**WORK INSTRUCTIONS**. Lines that contain the string "communities" are to be copied; leave out all others.

#### DATASET EXCERPTS ####

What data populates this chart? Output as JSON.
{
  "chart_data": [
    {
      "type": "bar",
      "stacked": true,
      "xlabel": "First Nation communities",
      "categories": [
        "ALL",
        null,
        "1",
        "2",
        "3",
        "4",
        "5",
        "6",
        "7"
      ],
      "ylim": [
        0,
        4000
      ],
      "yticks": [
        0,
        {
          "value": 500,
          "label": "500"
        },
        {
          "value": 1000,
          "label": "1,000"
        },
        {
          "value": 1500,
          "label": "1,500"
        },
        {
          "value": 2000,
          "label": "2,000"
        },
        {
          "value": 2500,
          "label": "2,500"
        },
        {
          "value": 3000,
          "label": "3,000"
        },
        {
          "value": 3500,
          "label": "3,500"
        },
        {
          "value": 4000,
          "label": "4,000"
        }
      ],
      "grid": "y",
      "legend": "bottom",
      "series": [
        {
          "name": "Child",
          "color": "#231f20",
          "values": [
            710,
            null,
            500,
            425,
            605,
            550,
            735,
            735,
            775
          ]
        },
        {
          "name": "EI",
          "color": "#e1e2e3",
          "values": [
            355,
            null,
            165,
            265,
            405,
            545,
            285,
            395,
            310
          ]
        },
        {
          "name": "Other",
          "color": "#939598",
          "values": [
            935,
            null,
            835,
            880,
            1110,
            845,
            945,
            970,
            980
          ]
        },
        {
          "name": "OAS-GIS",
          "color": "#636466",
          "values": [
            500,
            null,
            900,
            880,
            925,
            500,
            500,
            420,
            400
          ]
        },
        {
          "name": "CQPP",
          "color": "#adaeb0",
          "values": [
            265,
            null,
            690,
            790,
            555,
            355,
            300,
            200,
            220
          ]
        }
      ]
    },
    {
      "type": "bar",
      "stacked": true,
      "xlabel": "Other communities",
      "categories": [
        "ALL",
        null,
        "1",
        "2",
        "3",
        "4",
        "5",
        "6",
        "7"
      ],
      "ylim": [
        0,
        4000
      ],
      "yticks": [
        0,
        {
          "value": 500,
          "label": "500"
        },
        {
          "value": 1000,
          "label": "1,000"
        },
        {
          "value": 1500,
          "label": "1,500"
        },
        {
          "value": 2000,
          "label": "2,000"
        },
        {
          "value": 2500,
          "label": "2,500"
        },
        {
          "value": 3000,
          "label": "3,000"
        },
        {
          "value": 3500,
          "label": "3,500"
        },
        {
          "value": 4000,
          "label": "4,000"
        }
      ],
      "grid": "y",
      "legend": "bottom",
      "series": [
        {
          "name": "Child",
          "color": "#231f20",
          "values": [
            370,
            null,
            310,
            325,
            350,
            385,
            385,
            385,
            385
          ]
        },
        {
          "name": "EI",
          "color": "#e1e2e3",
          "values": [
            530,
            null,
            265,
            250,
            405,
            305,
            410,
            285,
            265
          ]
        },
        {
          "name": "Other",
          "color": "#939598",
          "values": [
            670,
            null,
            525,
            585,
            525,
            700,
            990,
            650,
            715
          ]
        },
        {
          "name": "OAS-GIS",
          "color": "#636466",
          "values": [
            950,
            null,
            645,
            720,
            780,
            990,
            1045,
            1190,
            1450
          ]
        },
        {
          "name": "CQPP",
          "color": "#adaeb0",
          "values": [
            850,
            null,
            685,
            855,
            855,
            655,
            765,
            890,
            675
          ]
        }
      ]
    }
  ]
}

####

**TASK ANSWER**.
      "xlabel": "First Nation communities",
      "xlabel": "Other communities",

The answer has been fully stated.